Dataset records
============

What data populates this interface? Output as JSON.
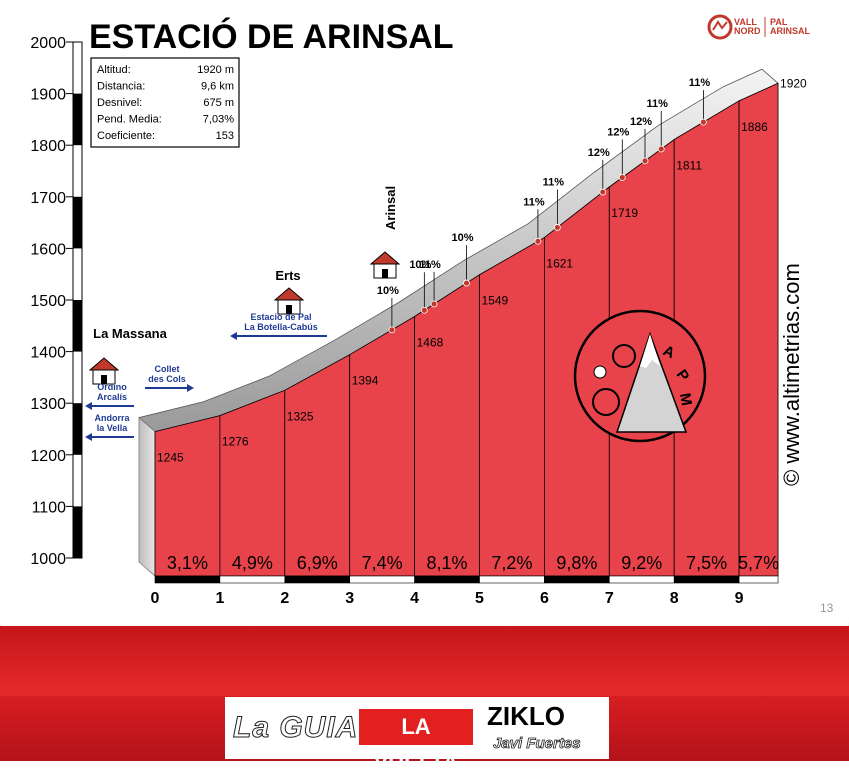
{
  "title": "ESTACIÓ DE ARINSAL",
  "stats": [
    {
      "label": "Altitud:",
      "value": "1920 m"
    },
    {
      "label": "Distancia:",
      "value": "9,6 km"
    },
    {
      "label": "Desnivel:",
      "value": "675 m"
    },
    {
      "label": "Pend. Media:",
      "value": "7,03%"
    },
    {
      "label": "Coeficiente:",
      "value": "153"
    }
  ],
  "credit": "© www.altimetrias.com",
  "page_number": "13",
  "logo": {
    "line1": "VALL",
    "line2": "NORD",
    "right1": "PAL",
    "right2": "ARINSAL"
  },
  "footer": {
    "logo1": "La GUIA",
    "logo2": "LA VUELTA",
    "logo3": "ZIKLO",
    "logo4": "Javi Fuertes"
  },
  "places": [
    {
      "name": "La Massana",
      "km": 0
    },
    {
      "name": "Erts",
      "km": 2.1
    },
    {
      "name": "Arinsal",
      "km": 3.85
    }
  ],
  "road_signs": [
    {
      "lines": [
        "Ordino",
        "Arcalís"
      ],
      "direction": "left"
    },
    {
      "lines": [
        "Andorra",
        "la Vella"
      ],
      "direction": "left"
    },
    {
      "lines": [
        "Collet",
        "des Cols"
      ],
      "direction": "right"
    },
    {
      "lines": [
        "Estació de Pal",
        "La Botella-Cabús"
      ],
      "direction": "left"
    }
  ],
  "chart_data": {
    "type": "area",
    "xlabel": "",
    "ylabel": "",
    "xlim": [
      0,
      9.6
    ],
    "ylim": [
      1000,
      2000
    ],
    "x_ticks": [
      "0",
      "1",
      "2",
      "3",
      "4",
      "5",
      "6",
      "7",
      "8",
      "9"
    ],
    "y_ticks": [
      "1000",
      "1100",
      "1200",
      "1300",
      "1400",
      "1500",
      "1600",
      "1700",
      "1800",
      "1900",
      "2000"
    ],
    "km": [
      0,
      1,
      2,
      3,
      4,
      5,
      6,
      7,
      8,
      9,
      9.6
    ],
    "altitude": [
      1245,
      1276,
      1325,
      1394,
      1468,
      1549,
      1621,
      1719,
      1811,
      1886,
      1920
    ],
    "altitude_labels": [
      "1245",
      "1276",
      "1325",
      "1394",
      "1468",
      "1549",
      "1621",
      "1719",
      "1811",
      "1886",
      "1920"
    ],
    "segment_gradients": [
      "3,1%",
      "4,9%",
      "6,9%",
      "7,4%",
      "8,1%",
      "7,2%",
      "9,8%",
      "9,2%",
      "7,5%",
      "5,7%"
    ],
    "ramps": [
      {
        "km": 3.65,
        "label": "10%"
      },
      {
        "km": 4.15,
        "label": "10%"
      },
      {
        "km": 4.3,
        "label": "11%"
      },
      {
        "km": 4.8,
        "label": "10%"
      },
      {
        "km": 5.9,
        "label": "11%"
      },
      {
        "km": 6.2,
        "label": "11%"
      },
      {
        "km": 6.9,
        "label": "12%"
      },
      {
        "km": 7.2,
        "label": "12%"
      },
      {
        "km": 7.55,
        "label": "12%"
      },
      {
        "km": 7.8,
        "label": "11%"
      },
      {
        "km": 8.45,
        "label": "11%"
      }
    ],
    "fill_color": "#e8434a",
    "grid": false
  }
}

============

**Directions**: Your task is to transcribe all of the records precisely, with no images included.

**Exercise output**:
What data populates this interface? Output as JSON.
{
  "title": "ESTACIÓ DE ARINSAL",
  "stats": [
    {
      "label": "Altitud:",
      "value": "1920 m"
    },
    {
      "label": "Distancia:",
      "value": "9,6 km"
    },
    {
      "label": "Desnivel:",
      "value": "675 m"
    },
    {
      "label": "Pend. Media:",
      "value": "7,03%"
    },
    {
      "label": "Coeficiente:",
      "value": "153"
    }
  ],
  "credit": "© www.altimetrias.com",
  "page_number": "13",
  "logo": {
    "line1": "VALL",
    "line2": "NORD",
    "right1": "PAL",
    "right2": "ARINSAL"
  },
  "footer": {
    "logo1": "La GUIA",
    "logo2": "LA VUELTA",
    "logo3": "ZIKLO",
    "logo4": "Javi Fuertes"
  },
  "places": [
    {
      "name": "La Massana",
      "km": 0
    },
    {
      "name": "Erts",
      "km": 2.1
    },
    {
      "name": "Arinsal",
      "km": 3.85
    }
  ],
  "road_signs": [
    {
      "lines": [
        "Ordino",
        "Arcalís"
      ],
      "direction": "left"
    },
    {
      "lines": [
        "Andorra",
        "la Vella"
      ],
      "direction": "left"
    },
    {
      "lines": [
        "Collet",
        "des Cols"
      ],
      "direction": "right"
    },
    {
      "lines": [
        "Estació de Pal",
        "La Botella-Cabús"
      ],
      "direction": "left"
    }
  ],
  "chart_data": {
    "type": "area",
    "xlabel": "",
    "ylabel": "",
    "xlim": [
      0,
      9.6
    ],
    "ylim": [
      1000,
      2000
    ],
    "x_ticks": [
      "0",
      "1",
      "2",
      "3",
      "4",
      "5",
      "6",
      "7",
      "8",
      "9"
    ],
    "y_ticks": [
      "1000",
      "1100",
      "1200",
      "1300",
      "1400",
      "1500",
      "1600",
      "1700",
      "1800",
      "1900",
      "2000"
    ],
    "km": [
      0,
      1,
      2,
      3,
      4,
      5,
      6,
      7,
      8,
      9,
      9.6
    ],
    "altitude": [
      1245,
      1276,
      1325,
      1394,
      1468,
      1549,
      1621,
      1719,
      1811,
      1886,
      1920
    ],
    "altitude_labels": [
      "1245",
      "1276",
      "1325",
      "1394",
      "1468",
      "1549",
      "1621",
      "1719",
      "1811",
      "1886",
      "1920"
    ],
    "segment_gradients": [
      "3,1%",
      "4,9%",
      "6,9%",
      "7,4%",
      "8,1%",
      "7,2%",
      "9,8%",
      "9,2%",
      "7,5%",
      "5,7%"
    ],
    "ramps": [
      {
        "km": 3.65,
        "label": "10%"
      },
      {
        "km": 4.15,
        "label": "10%"
      },
      {
        "km": 4.3,
        "label": "11%"
      },
      {
        "km": 4.8,
        "label": "10%"
      },
      {
        "km": 5.9,
        "label": "11%"
      },
      {
        "km": 6.2,
        "label": "11%"
      },
      {
        "km": 6.9,
        "label": "12%"
      },
      {
        "km": 7.2,
        "label": "12%"
      },
      {
        "km": 7.55,
        "label": "12%"
      },
      {
        "km": 7.8,
        "label": "11%"
      },
      {
        "km": 8.45,
        "label": "11%"
      }
    ],
    "fill_color": "#e8434a",
    "grid": false
  }
}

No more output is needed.